Targino cursou o 3º ano do Curso de Direito na Universidade Federal do Pará e, com a decisão de retornar para as terras goianas, tentou a transferência para a Universidade Federal, mas não conseguiu uma declaração de vaga da UFG; o então Secretário da instituição não lhe forneceu esse documento, mesmo sendo solicitado insistentemente, mostrando seu histórico escolar, no qual constava ser aluno de ótimas notas. Era decisivo para essa mudança. Com a dificuldade, obteve uma declaração de vaga da UCG; nesse ano, conheceu na Católica e se tornou inseparável admirador e amigo do professor doutor Jerônimo Geraldo de Queiroz, que lhe abriu as portas dessa Universidade.
* * * * *
» Objetivos propostos
1. Reescreva de forma mais concisa o parágrafo do trecho iniciado por "Targino cursou o 3º ano", preservando seus fatos principais.
2. Reproduza fielmente a passagem do trecho sobre Targino de "Targino cursou o" a "portas dessa Universidade.".
As linhas não guardam relação com o trecho para leitura.
* * * * *
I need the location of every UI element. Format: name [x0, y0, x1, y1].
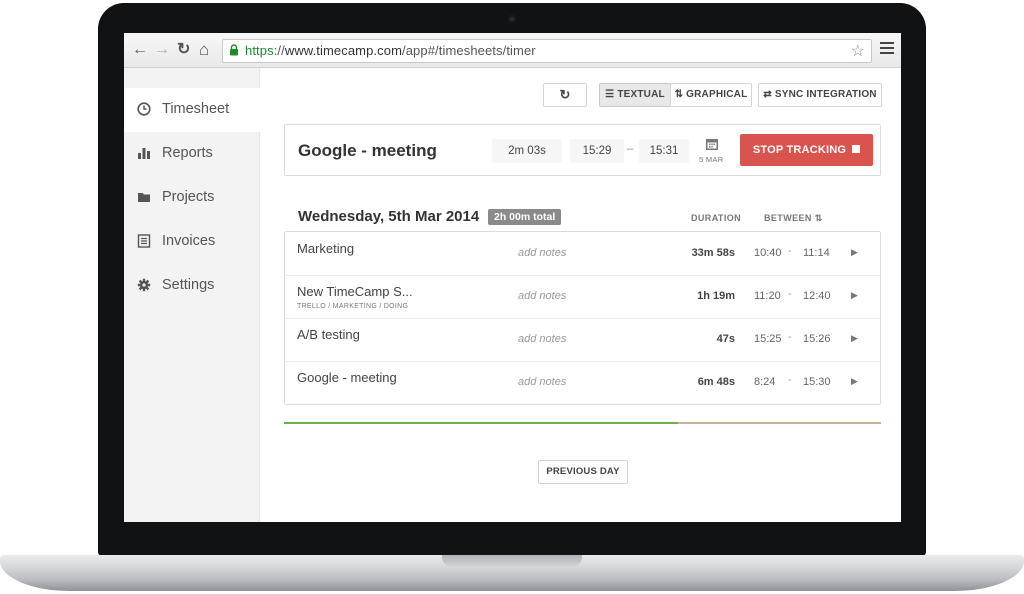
time-separator: - — [788, 374, 792, 386]
forward-icon[interactable]: → — [154, 41, 170, 59]
list-item[interactable]: Marketing add notes 33m 58s 10:40 - 11:1… — [285, 232, 880, 276]
time-separator: - — [788, 331, 792, 343]
entry-end[interactable]: 15:30 — [803, 376, 831, 388]
duration-column-header: DURATION — [691, 213, 742, 223]
browser-toolbar: ← → ↻ ⌂ https://www.timecamp.com/app#/ti… — [124, 33, 901, 68]
play-icon[interactable]: ▶ — [851, 247, 858, 258]
entry-start[interactable]: 8:24 — [754, 376, 775, 388]
start-time-input[interactable]: 15:29 — [570, 139, 624, 163]
play-icon[interactable]: ▶ — [851, 376, 858, 387]
entry-duration: 33m 58s — [691, 247, 735, 259]
bookmark-star-icon[interactable]: ☆ — [851, 41, 865, 61]
add-notes-field[interactable]: add notes — [518, 247, 566, 259]
sidebar-item-label: Reports — [162, 145, 213, 161]
entry-name[interactable]: Marketing — [297, 241, 354, 256]
bar-chart-icon — [138, 148, 150, 159]
gear-icon — [137, 278, 151, 292]
end-time-input[interactable]: 15:31 — [639, 139, 689, 163]
url-text: https://www.timecamp.com/app#/timesheets… — [245, 43, 536, 58]
textual-view-button[interactable]: ☰ TEXTUAL — [599, 83, 671, 107]
sort-icon: ⇅ — [674, 89, 687, 100]
day-progress-bar — [284, 422, 881, 424]
back-icon[interactable]: ← — [132, 41, 148, 59]
play-icon[interactable]: ▶ — [851, 290, 858, 301]
sidebar-item-label: Invoices — [162, 233, 216, 249]
webcam — [508, 15, 516, 23]
graphical-view-button[interactable]: ⇅ GRAPHICAL — [670, 83, 752, 107]
sidebar-item-settings[interactable]: Settings — [124, 264, 259, 308]
entry-start[interactable]: 15:25 — [754, 333, 782, 345]
date-label: 5 MAR — [699, 155, 724, 164]
entry-end[interactable]: 11:14 — [803, 247, 830, 259]
elapsed-time: 2m 03s — [492, 139, 562, 163]
folder-icon — [138, 193, 150, 202]
entry-name[interactable]: A/B testing — [297, 327, 360, 342]
sidebar-item-label: Timesheet — [162, 101, 230, 117]
entry-duration: 1h 19m — [697, 290, 735, 302]
sidebar: Timesheet Reports Projects Invoices Sett… — [124, 68, 260, 522]
sidebar-item-invoices[interactable]: Invoices — [124, 220, 259, 264]
entry-duration: 47s — [716, 333, 735, 345]
home-icon[interactable]: ⌂ — [199, 41, 209, 59]
tracked-task-name[interactable]: Google - meeting — [298, 141, 437, 161]
sidebar-item-reports[interactable]: Reports — [124, 132, 259, 176]
entry-tags: TRELLO / MARKETING / DOING — [297, 303, 409, 310]
add-notes-field[interactable]: add notes — [518, 333, 566, 345]
add-notes-field[interactable]: add notes — [518, 290, 566, 302]
entry-start[interactable]: 10:40 — [754, 247, 782, 259]
calendar-icon[interactable] — [705, 137, 719, 151]
hamburger-menu-icon[interactable] — [880, 42, 894, 56]
day-total-badge: 2h 00m total — [488, 209, 562, 225]
reload-icon[interactable]: ↻ — [177, 41, 190, 59]
between-column-header[interactable]: BETWEEN ⇅ — [764, 213, 823, 224]
stop-tracking-button[interactable]: STOP TRACKING — [740, 134, 873, 166]
entry-name[interactable]: New TimeCamp S... — [297, 284, 413, 299]
entry-end[interactable]: 12:40 — [803, 290, 831, 302]
timer-panel: Google - meeting 2m 03s 15:29 – 15:31 5 … — [284, 124, 881, 176]
sidebar-item-label: Settings — [162, 277, 215, 293]
lock-icon — [230, 44, 238, 56]
sidebar-item-label: Projects — [162, 189, 215, 205]
entry-name[interactable]: Google - meeting — [297, 370, 397, 385]
time-separator: - — [788, 288, 792, 300]
invoice-icon — [137, 234, 151, 248]
stop-square-icon — [852, 145, 861, 153]
refresh-button[interactable]: ↻ — [543, 83, 587, 107]
play-icon[interactable]: ▶ — [851, 333, 858, 344]
previous-day-button[interactable]: PREVIOUS DAY — [538, 460, 628, 484]
add-notes-field[interactable]: add notes — [518, 376, 566, 388]
time-separator: - — [788, 245, 792, 257]
refresh-icon: ↻ — [559, 87, 571, 102]
list-item[interactable]: New TimeCamp S... TRELLO / MARKETING / D… — [285, 275, 880, 319]
list-item[interactable]: A/B testing add notes 47s 15:25 - 15:26 … — [285, 318, 880, 362]
entry-duration: 6m 48s — [697, 376, 735, 388]
sort-icon: ⇅ — [814, 213, 823, 223]
day-title: Wednesday, 5th Mar 2014 — [298, 208, 480, 225]
day-progress-fill — [284, 422, 679, 424]
address-bar[interactable]: https://www.timecamp.com/app#/timesheets… — [222, 39, 872, 63]
sync-icon: ⇄ — [763, 89, 775, 100]
clock-icon — [137, 102, 151, 116]
list-item[interactable]: Google - meeting add notes 6m 48s 8:24 -… — [285, 361, 880, 404]
list-icon: ☰ — [605, 89, 618, 100]
screen: ← → ↻ ⌂ https://www.timecamp.com/app#/ti… — [124, 33, 901, 522]
time-entries-list: Marketing add notes 33m 58s 10:40 - 11:1… — [284, 231, 881, 405]
sync-integration-button[interactable]: ⇄ SYNC INTEGRATION — [758, 83, 882, 107]
entry-end[interactable]: 15:26 — [803, 333, 831, 345]
sidebar-item-timesheet[interactable]: Timesheet — [124, 88, 260, 132]
laptop-notch — [442, 555, 582, 567]
sidebar-item-projects[interactable]: Projects — [124, 176, 259, 220]
time-separator: – — [627, 143, 634, 155]
entry-start[interactable]: 11:20 — [754, 290, 781, 302]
* * * * *
» Respostas às tarefas
1. Targino cursou o 3º ano de Direito na Universidade Federal do Pará. Ao decidir voltar a Goiás, tentou transferir-se para a Universidade Federal, mas o então Secretário da UFG negou-lhe a declaração de vaga. Targino a solicitou insistentemente e apresentou seu histórico de ótimas notas, e o documento era decisivo para a mudança. Diante da dificuldade, obteve a declaração de vaga da UCG. Naquele ano, conheceu na Católica o professor doutor Jerônimo Geraldo de Queiroz, de quem se tornou admirador e amigo inseparável e que lhe abriu as portas dessa Universidade.

2.
Targino cursou o 3º ano do Curso de Direito na Universidade Federal do Pará e, com a decisão de retornar para as terras goianas, tentou a transferência para a Universidade Federal, mas não conseguiu uma declaração de vaga da UFG; o então Secretário da instituição não lhe forneceu esse documento, mesmo sendo solicitado insistentemente, mostrando seu histórico escolar, no qual constava ser aluno de ótimas notas. Era decisivo para essa mudança. Com a dificuldade, obteve uma declaração de vaga da UCG; nesse ano, conheceu na Católica e se tornou inseparável admirador e amigo do professor doutor Jerônimo Geraldo de Queiroz, que lhe abriu as portas dessa Universidade.